__TASK DESCRIPTION__
Retype everything from "plus, the CmdStanMCMC" down to "existing python-based one)" in the forum thread below about returning parameter summaries shaped as in Stan.

Question, do any of the interfaces allow a return summary of parameter(s) sized like in Stan?

Wondering if any interface gives the option to return a summary like mean, median, etc. in the same format as written in the Stan program? I know it’s not too hard to munge into these but I’m getting tired of doing it! It seems like something I may have missed that is already available.

For eg

matrix[5, 5] x[2]

would return in R as a list of size 2 where each element in the list is a 5 x 5 matrix? I get that this conversion from Stan types to language X can be a bit ambiguous. Even in R, should it be an array of 2 x 5 x 5? Well, I want to know if anyone has taken the time to think through and make these decisions already :).

For n-d arrays that contain reals, vectors, matrices it seems a natural return in R is a nested list until you get to the real, vector, matrix. Arrays that are just arrays return arrays. Reals, vectors, matrices just return same size as themselves.

3 Likes

I think maybe you’re looking for the newish rvars format

6 Likes

rvars is cool! I’ll play around with it. Everyone should check it out rvar: The Random Variable Datatype • posterior (mc-stan.org).

It seems like it will make doing predictions on new data much easier too.

4 Likes

hi, CmdStanPy CmdStanMCMC object has methods stan_variable and stan_variables. - the latter gives you a dict over all the model variables

4 Likes

I did also think of this, but @spinkney wanted means/medians etc.

But, once one has a numpy array it’s just a matter of np.mean(x,axis=0) or such, so I guess that’s great.

we (Jonah, Rok, and I) try to keep CmdStanPy and CmdStanR as similar as possible, but CmdStanPy is more minimal - by design - because, as you note, once you’ve got a numpy array, then you can use numpy to get the stats.
my assumption, possibly wrong, was the Python users will already be using numpy to analyze their data. also, there’s arviz for downstream processing.

2 Likes

is each object in the dict the same size of the stan object? So, if I have mat = matrix[5, 5] and vec = vector[10] would the python dict have key-pair mat and vec where I ask for mat and it returns a 5 x 5 x iters array? Then I’d just do np.mean or whatever to get the average?

exactly.

plus, the CmdStanMCMC object provides metatdata giving you the dimensions of all variables as well, plus mapping from variables to columns in the draws array - propoerties stan_vars_dims et al.

2 Likes

Also FYI, I’m working on cmdstan-CSV-to-InferenceData converter that I’m hoping to have done this week. (Well, and R-based converter; pretty sure there’s an existing python-based one)

2 Likes

I think arviz.summary basically does what you want already. InferenceData always preserves the dimensions of the data/parameters, which is one of the main reasons ArviZ is built on top of xarray.

Here is one example using the 8 schools model:

import arviz as az
idata = az.load_arviz_data("centered_eight")  
# arviz includes converters from pystan, cmdstanpy or cmdstan
summary = az.summary(idata, fmt="xarray")

The result is an xarray.Dataset (like the groups in InferenceData):

<xarray.Dataset>
Dimensions:  (metric: 9, school: 8)
Coordinates:
  * school   (school) object 'Choate' 'Deerfield' ... "St. Paul's" 'Mt. Hermon'
  * metric   (metric) <U9 'mean' 'sd' 'hdi_3%' ... 'ess_bulk' 'ess_tail' 'r_hat'
Data variables:
    mu       (metric) float64 4.093 3.372 -2.118 10.4 ... 250.3 642.9 1.027
    theta    (metric, school) float64 6.026 4.724 3.576 ... 1.016 1.016 1.014
    tau      (metric) float64 4.089 3.001 0.5692 9.386 ... 78.97 53.6 1.071

It reduces the chain and draw dimensions, and adds the metric one while keeping all other dimensions untouched, preserving both their shape, their names and their coordinate values.

4 Likes

yes, there’s a Python one in Arviz

2 Likes

__INFORMATION SHOWN__

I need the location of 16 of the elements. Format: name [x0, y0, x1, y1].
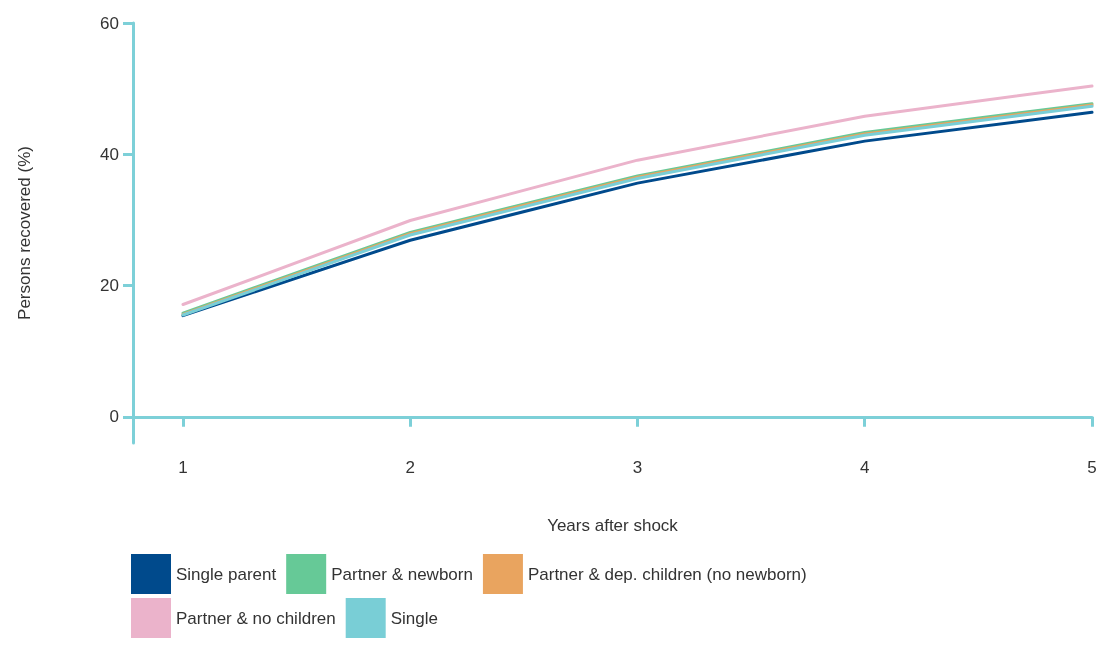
x-tick-label: 5 [1087, 458, 1097, 477]
legend-label: Single [390, 608, 438, 628]
x-tick-label: 3 [632, 458, 643, 477]
legend-label: Partner & newborn [331, 564, 473, 584]
x-axis-title: Years after shock [547, 516, 679, 535]
x-tick-label: 2 [405, 458, 415, 477]
y-axis-title: Persons recovered (%) [15, 146, 34, 320]
legend-label: Partner & no children [176, 608, 336, 628]
y-tick-label: 40 [100, 144, 119, 164]
legend-label: Partner & dep. children (no newborn) [527, 564, 807, 584]
y-tick-label: 20 [100, 276, 119, 295]
y-tick-label: 0 [109, 407, 119, 427]
x-tick-label: 1 [178, 458, 188, 477]
y-tick-label: 60 [100, 13, 119, 33]
legend-label: Single parent [176, 564, 277, 584]
x-tick-label: 4 [860, 458, 870, 477]
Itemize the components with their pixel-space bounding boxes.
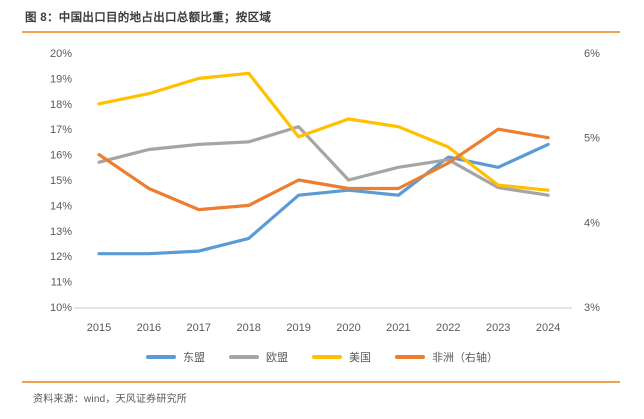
y-axis-right-tick-label: 6% xyxy=(584,48,600,60)
y-axis-left-tick-label: 10% xyxy=(50,302,72,314)
chart-legend: 东盟 欧盟 美国 非洲（右轴） xyxy=(0,347,644,367)
series-line-1 xyxy=(97,125,550,197)
x-axis-tick-label: 2020 xyxy=(336,322,360,334)
y-axis-right-tick-label: 3% xyxy=(584,302,600,314)
legend-swatch-icon xyxy=(229,355,259,359)
x-axis-tick-label: 2016 xyxy=(137,322,161,334)
figure-title: 图 8：中国出口目的地占出口总额比重；按区域 xyxy=(25,12,272,24)
bottom-divider-rule xyxy=(22,381,620,383)
x-axis-tick-label: 2023 xyxy=(486,322,510,334)
legend-label: 美国 xyxy=(349,352,371,364)
legend-label: 欧盟 xyxy=(266,352,288,364)
legend-swatch-icon xyxy=(146,355,176,359)
source-note: 资料来源：wind，天风证券研究所 xyxy=(33,394,187,405)
y-axis-left-tick-label: 16% xyxy=(50,150,72,162)
legend-swatch-icon xyxy=(395,355,425,359)
top-divider-rule xyxy=(22,31,620,33)
y-axis-left-tick-label: 17% xyxy=(50,124,72,136)
x-axis-tick-label: 2022 xyxy=(436,322,460,334)
series-line-3 xyxy=(97,127,550,212)
series-line-2 xyxy=(97,71,550,192)
legend-item-0: 东盟 xyxy=(146,349,205,365)
y-axis-right-tick-label: 5% xyxy=(584,133,600,145)
y-axis-left-tick-label: 12% xyxy=(50,251,72,263)
y-axis-left-tick-label: 11% xyxy=(51,277,72,289)
x-axis-tick-label: 2019 xyxy=(286,322,310,334)
x-axis-tick-label: 2024 xyxy=(536,322,560,334)
series-line-0 xyxy=(97,142,550,256)
line-chart: 20% 19% 18% 17% 16% 15% 14% 13% 12% 11% 10% 6% 5% 4% 3… xyxy=(50,48,600,334)
legend-item-1: 欧盟 xyxy=(229,349,288,365)
legend-swatch-icon xyxy=(312,355,342,359)
legend-label: 东盟 xyxy=(183,352,205,364)
y-axis-left-tick-label: 18% xyxy=(50,99,72,111)
y-axis-left-tick-label: 13% xyxy=(50,226,72,238)
y-axis-right-tick-label: 4% xyxy=(584,217,600,229)
x-axis-tick-label: 2017 xyxy=(187,322,211,334)
legend-item-3: 非洲（右轴） xyxy=(395,349,498,365)
y-axis-left-tick-label: 15% xyxy=(50,175,72,187)
y-axis-left-tick-label: 14% xyxy=(50,200,72,212)
y-axis-left-tick-label: 20% xyxy=(50,48,72,60)
x-axis-tick-label: 2015 xyxy=(87,322,111,334)
legend-item-2: 美国 xyxy=(312,349,371,365)
legend-label: 非洲（右轴） xyxy=(432,352,498,364)
y-axis-left-tick-label: 19% xyxy=(50,73,72,85)
x-axis-tick-label: 2018 xyxy=(236,322,260,334)
x-axis-tick-label: 2021 xyxy=(386,322,410,334)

__RESULT BELOW__
plus, the CmdStanMCMC object provides metatdata giving you the dimensions of all variables as well, plus mapping from variables to columns in the draws array - propoerties stan_vars_dims et al.

2 Likes

Also FYI, I’m working on cmdstan-CSV-to-InferenceData converter that I’m hoping to have done this week. (Well, and R-based converter; pretty sure there’s an existing python-based one)